Quote all lines below exactly. Images stay out.

(Figure content listings)
- - - -
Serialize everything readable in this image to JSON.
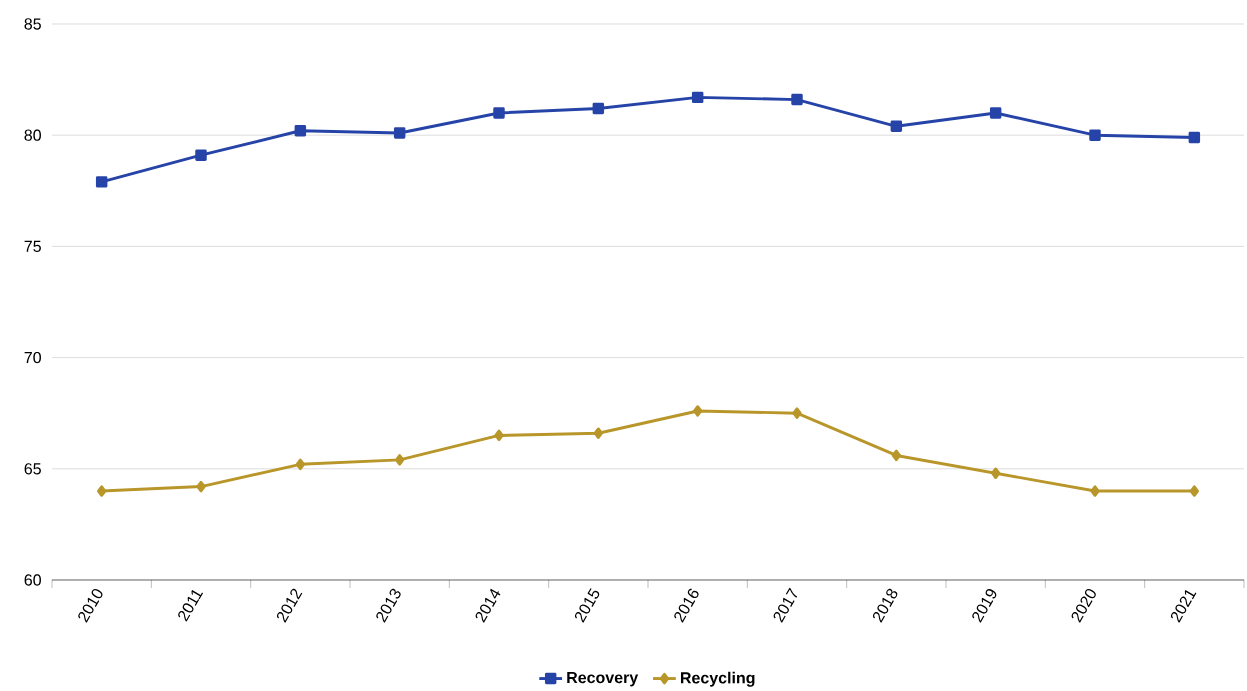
{
  "chart_data": {
    "type": "line",
    "categories": [
      "2010",
      "2011",
      "2012",
      "2013",
      "2014",
      "2015",
      "2016",
      "2017",
      "2018",
      "2019",
      "2020",
      "2021"
    ],
    "series": [
      {
        "name": "Recovery",
        "color": "#2644a8",
        "marker": "square",
        "values": [
          77.9,
          79.1,
          80.2,
          80.1,
          81.0,
          81.2,
          81.7,
          81.6,
          80.4,
          81.0,
          80.0,
          79.9
        ]
      },
      {
        "name": "Recycling",
        "color": "#b8962a",
        "marker": "diamond",
        "values": [
          64.0,
          64.2,
          65.2,
          65.4,
          66.5,
          66.6,
          67.6,
          67.5,
          65.6,
          64.8,
          64.0,
          64.0
        ]
      }
    ],
    "ylim": [
      60,
      85
    ],
    "yticks": [
      60,
      65,
      70,
      75,
      80,
      85
    ],
    "grid": "y",
    "legend": "bottom",
    "line_style": "solid"
  }
}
- - - -
▶ _SOLUTION_
Serialize everything readable in this image to JSON.
{
  "chart_data": {
    "type": "line",
    "categories": [
      "2010",
      "2011",
      "2012",
      "2013",
      "2014",
      "2015",
      "2016",
      "2017",
      "2018",
      "2019",
      "2020",
      "2021"
    ],
    "series": [
      {
        "name": "Recovery",
        "color": "#2644a8",
        "marker": "square",
        "values": [
          77.9,
          79.1,
          80.2,
          80.1,
          81.0,
          81.2,
          81.7,
          81.6,
          80.4,
          81.0,
          80.0,
          79.9
        ]
      },
      {
        "name": "Recycling",
        "color": "#b8962a",
        "marker": "diamond",
        "values": [
          64.0,
          64.2,
          65.2,
          65.4,
          66.5,
          66.6,
          67.6,
          67.5,
          65.6,
          64.8,
          64.0,
          64.0
        ]
      }
    ],
    "ylim": [
      60,
      85
    ],
    "yticks": [
      60,
      65,
      70,
      75,
      80,
      85
    ],
    "grid": "y",
    "legend": "bottom",
    "line_style": "solid"
  }
}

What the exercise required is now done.